> **Provided text**:
----------------

Motivation of Explicit Memory

Our motivation comes from how humans think before they act: they can reason on past experiences to generate appropriate behavior in new situations. We want to equip our robots with similar abilities. Imagine training a robot to play four different Atari games: Asteroids, Asteroids Deluxe, Space Invaders, and Space Invaders II (As shown in below). Asteroids Deluxe is a sequel to Asteroids that introduces new boss fights and enemies, similarly, Space Invaders II is a sequel to Space Invaders. For a robot to play these four games, it must actively store what it has learned in memory and choose the appropriate strategy for each game. Throughout training, the robot's memory module continuously processes and updates relevant game information, allowing it to make informed decisions and adapt its strategies.

----------------

> **Task requirements**: Repeat the explicit memory passage word for word, beginning at "Our motivation comes" and stopping after "adapt its strategies.".

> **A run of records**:
----------------

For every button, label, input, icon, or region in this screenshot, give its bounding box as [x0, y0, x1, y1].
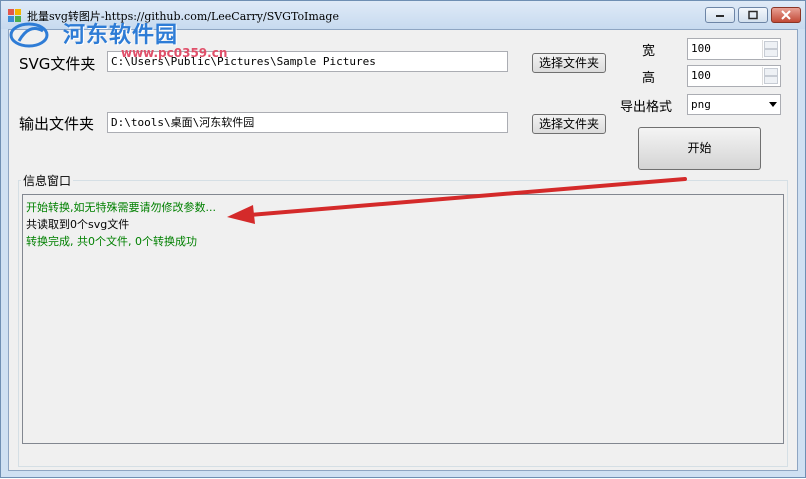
- output-folder-label: 输出文件夹: [19, 115, 95, 133]
- select-output-folder-button[interactable]: 选择文件夹: [532, 114, 606, 134]
- log-line: 开始转换,如无特殊需要请勿修改参数...: [26, 201, 216, 214]
- width-value: 100: [691, 42, 711, 55]
- main-form: SVG文件夹 C:\Users\Public\Pictures\Sample P…: [8, 29, 798, 471]
- format-value: png: [691, 98, 711, 111]
- log-line: 共读取到0个svg文件: [26, 218, 130, 231]
- spin-up-icon[interactable]: [764, 68, 778, 76]
- close-button[interactable]: [771, 7, 801, 23]
- maximize-button[interactable]: [738, 7, 768, 23]
- info-window-title: 信息窗口: [21, 172, 74, 189]
- watermark-text: 河东软件园: [63, 23, 179, 48]
- select-svg-folder-button[interactable]: 选择文件夹: [532, 53, 606, 73]
- width-label: 宽: [642, 44, 656, 59]
- minimize-button[interactable]: [705, 7, 735, 23]
- width-spinner[interactable]: [762, 40, 779, 58]
- maximize-icon: [748, 10, 758, 20]
- width-input[interactable]: 100: [687, 38, 781, 60]
- watermark-url: www.pc0359.cn: [121, 46, 228, 60]
- log-line: 转换完成, 共0个文件, 0个转换成功: [26, 235, 197, 248]
- spin-up-icon[interactable]: [764, 41, 778, 49]
- close-icon: [781, 10, 791, 20]
- format-label: 导出格式: [620, 100, 673, 115]
- height-value: 100: [691, 69, 711, 82]
- app-window: 批量svg转图片-https://github.com/LeeCarry/SVG…: [0, 0, 806, 478]
- output-folder-input[interactable]: D:\tools\桌面\河东软件园: [107, 112, 508, 133]
- height-spinner[interactable]: [762, 67, 779, 85]
- height-label: 高: [642, 71, 656, 86]
- svg-folder-label: SVG文件夹: [19, 55, 96, 73]
- minimize-icon: [716, 15, 724, 17]
- watermark-logo: [9, 22, 49, 48]
- format-select[interactable]: png: [687, 94, 781, 115]
- height-input[interactable]: 100: [687, 65, 781, 87]
- chevron-down-icon[interactable]: [769, 102, 777, 107]
- spin-down-icon[interactable]: [764, 49, 778, 57]
- spin-down-icon[interactable]: [764, 76, 778, 84]
- info-log[interactable]: 开始转换,如无特殊需要请勿修改参数... 共读取到0个svg文件 转换完成, 共…: [22, 194, 784, 444]
- start-button[interactable]: 开始: [638, 127, 761, 170]
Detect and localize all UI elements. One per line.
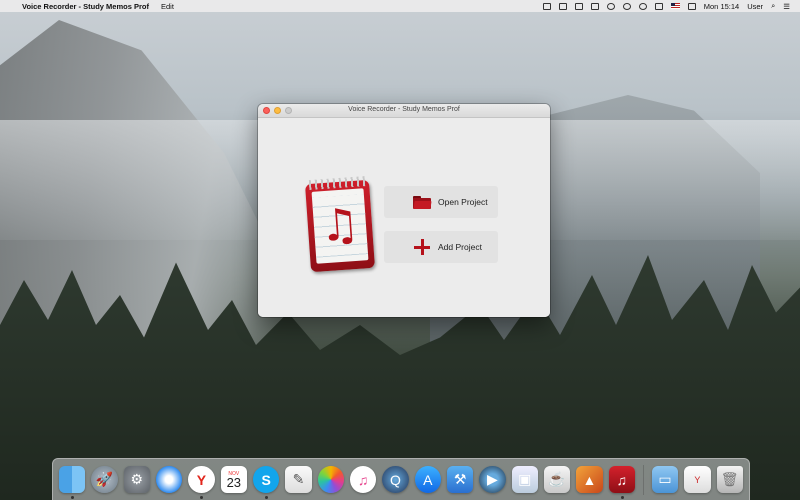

----------------

> **Result below**:
Our motivation comes from how humans think before they act: they can reason on past experiences to generate appropriate behavior in new situations. We want to equip our robots with similar abilities. Imagine training a robot to play four different Atari games: Asteroids, Asteroids Deluxe, Space Invaders, and Space Invaders II (As shown in below). Asteroids Deluxe is a sequel to Asteroids that introduces new boss fights and enemies, similarly, Space Invaders II is a sequel to Space Invaders. For a robot to play these four games, it must actively store what it has learned in memory and choose the appropriate strategy for each game. Throughout training, the robot's memory module continuously processes and updates relevant game information, allowing it to make informed decisions and adapt its strategies.